- [WRITTEN EXERCISE] Copy out all lines in the data below containing the string "Sales".

Data entries for graphics
=====
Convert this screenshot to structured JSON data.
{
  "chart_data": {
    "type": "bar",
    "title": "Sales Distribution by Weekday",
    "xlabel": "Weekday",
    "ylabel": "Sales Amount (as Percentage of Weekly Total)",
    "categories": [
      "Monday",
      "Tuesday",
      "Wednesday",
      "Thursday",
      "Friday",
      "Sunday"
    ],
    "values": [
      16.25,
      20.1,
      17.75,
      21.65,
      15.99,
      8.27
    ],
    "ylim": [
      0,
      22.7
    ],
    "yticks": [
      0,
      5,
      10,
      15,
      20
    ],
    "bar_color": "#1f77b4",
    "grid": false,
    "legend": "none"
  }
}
=====
- [EXERCISE RESPONSE]
    "title": "Sales Distribution by Weekday",
    "ylabel": "Sales Amount (as Percentage of Weekly Total)",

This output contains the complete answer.